Task brief:
Reproduce the complete listing without any deviation.

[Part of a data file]
··········

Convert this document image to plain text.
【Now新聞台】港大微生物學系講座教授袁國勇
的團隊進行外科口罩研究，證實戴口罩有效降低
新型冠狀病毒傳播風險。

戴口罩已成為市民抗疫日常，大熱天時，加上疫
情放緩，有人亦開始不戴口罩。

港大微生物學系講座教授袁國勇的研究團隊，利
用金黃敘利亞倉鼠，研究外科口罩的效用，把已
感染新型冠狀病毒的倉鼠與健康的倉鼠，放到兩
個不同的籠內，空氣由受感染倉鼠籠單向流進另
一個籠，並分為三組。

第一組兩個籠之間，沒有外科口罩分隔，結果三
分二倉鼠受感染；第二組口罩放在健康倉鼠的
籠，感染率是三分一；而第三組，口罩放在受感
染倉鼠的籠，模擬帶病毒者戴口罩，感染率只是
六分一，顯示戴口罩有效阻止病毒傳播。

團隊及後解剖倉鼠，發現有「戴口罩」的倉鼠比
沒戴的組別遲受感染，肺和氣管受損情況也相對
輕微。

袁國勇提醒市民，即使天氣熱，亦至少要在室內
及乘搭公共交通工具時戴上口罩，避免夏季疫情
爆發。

··········

Completed task:
Convert this document image to plain text.
【Now新聞台】港大微生物學系講座教授袁國勇
的團隊進行外科口罩研究，證實戴口罩有效降低
新型冠狀病毒傳播風險。

戴口罩已成為市民抗疫日常，大熱天時，加上疫
情放緩，有人亦開始不戴口罩。

港大微生物學系講座教授袁國勇的研究團隊，利
用金黃敘利亞倉鼠，研究外科口罩的效用，把已
感染新型冠狀病毒的倉鼠與健康的倉鼠，放到兩
個不同的籠內，空氣由受感染倉鼠籠單向流進另
一個籠，並分為三組。

第一組兩個籠之間，沒有外科口罩分隔，結果三
分二倉鼠受感染；第二組口罩放在健康倉鼠的
籠，感染率是三分一；而第三組，口罩放在受感
染倉鼠的籠，模擬帶病毒者戴口罩，感染率只是
六分一，顯示戴口罩有效阻止病毒傳播。

團隊及後解剖倉鼠，發現有「戴口罩」的倉鼠比
沒戴的組別遲受感染，肺和氣管受損情況也相對
輕微。

袁國勇提醒市民，即使天氣熱，亦至少要在室內
及乘搭公共交通工具時戴上口罩，避免夏季疫情
爆發。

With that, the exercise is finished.